Short problem — Repeat every record below exactly, omitting any pictures.

Entries supplied —
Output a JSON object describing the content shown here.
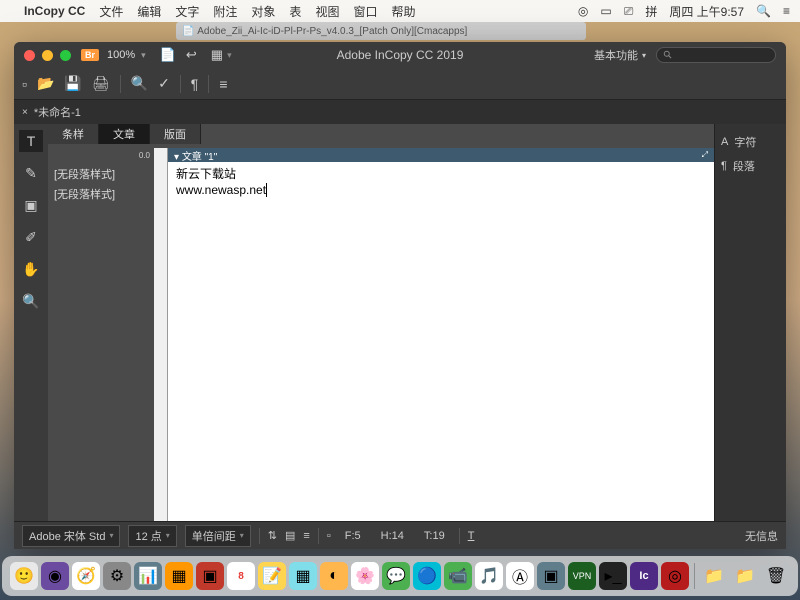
{
  "mac_menu": {
    "app_name": "InCopy CC",
    "items": [
      "文件",
      "编辑",
      "文字",
      "附注",
      "对象",
      "表",
      "视图",
      "窗口",
      "帮助"
    ],
    "right": {
      "ime": "拼",
      "datetime": "周四 上午9:57"
    }
  },
  "finder_tab": "Adobe_Zii_Ai-Ic-iD-Pl-Pr-Ps_v4.0.3_[Patch Only][Cmacapps]",
  "titlebar": {
    "br_badge": "Br",
    "zoom": "100%",
    "app_title": "Adobe InCopy CC 2019",
    "workspace": "基本功能"
  },
  "doc_tab": "*未命名-1",
  "view_tabs": {
    "t0": "条样",
    "t1": "文章",
    "t2": "版面"
  },
  "ruler_zero": "0.0",
  "styles": {
    "s0": "[无段落样式]",
    "s1": "[无段落样式]"
  },
  "story_header": "文章 \"1\"",
  "content": {
    "line1": "新云下载站",
    "line2": "www.newasp.net"
  },
  "right_panel": {
    "char": "字符",
    "para": "段落"
  },
  "status": {
    "font": "Adobe 宋体 Std",
    "size": "12 点",
    "leading": "单倍间距",
    "f": "F:5",
    "h": "H:14",
    "t": "T:19",
    "noinfo": "无信息"
  },
  "dock_colors": [
    "#2196f3",
    "#6b4ba0",
    "#4285f4",
    "#888",
    "#607d8b",
    "#ff9800",
    "#c0392b",
    "#fff",
    "#ffd54f",
    "#80deea",
    "#ffb74d",
    "#9c27b0",
    "#4caf50",
    "#00bcd4",
    "#4caf50",
    "#e91e63",
    "#2196f3",
    "#607d8b",
    "#1b5e20",
    "#424242",
    "#4e2a84",
    "#b71c1c"
  ]
}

Task answer —
Output a JSON object describing the content shown here.
{
  "mac_menu": {
    "app_name": "InCopy CC",
    "items": [
      "文件",
      "编辑",
      "文字",
      "附注",
      "对象",
      "表",
      "视图",
      "窗口",
      "帮助"
    ],
    "right": {
      "ime": "拼",
      "datetime": "周四 上午9:57"
    }
  },
  "finder_tab": "Adobe_Zii_Ai-Ic-iD-Pl-Pr-Ps_v4.0.3_[Patch Only][Cmacapps]",
  "titlebar": {
    "br_badge": "Br",
    "zoom": "100%",
    "app_title": "Adobe InCopy CC 2019",
    "workspace": "基本功能"
  },
  "doc_tab": "*未命名-1",
  "view_tabs": {
    "t0": "条样",
    "t1": "文章",
    "t2": "版面"
  },
  "ruler_zero": "0.0",
  "styles": {
    "s0": "[无段落样式]",
    "s1": "[无段落样式]"
  },
  "story_header": "文章 \"1\"",
  "content": {
    "line1": "新云下载站",
    "line2": "www.newasp.net"
  },
  "right_panel": {
    "char": "字符",
    "para": "段落"
  },
  "status": {
    "font": "Adobe 宋体 Std",
    "size": "12 点",
    "leading": "单倍间距",
    "f": "F:5",
    "h": "H:14",
    "t": "T:19",
    "noinfo": "无信息"
  },
  "dock_colors": [
    "#2196f3",
    "#6b4ba0",
    "#4285f4",
    "#888",
    "#607d8b",
    "#ff9800",
    "#c0392b",
    "#fff",
    "#ffd54f",
    "#80deea",
    "#ffb74d",
    "#9c27b0",
    "#4caf50",
    "#00bcd4",
    "#4caf50",
    "#e91e63",
    "#2196f3",
    "#607d8b",
    "#1b5e20",
    "#424242",
    "#4e2a84",
    "#b71c1c"
  ]
}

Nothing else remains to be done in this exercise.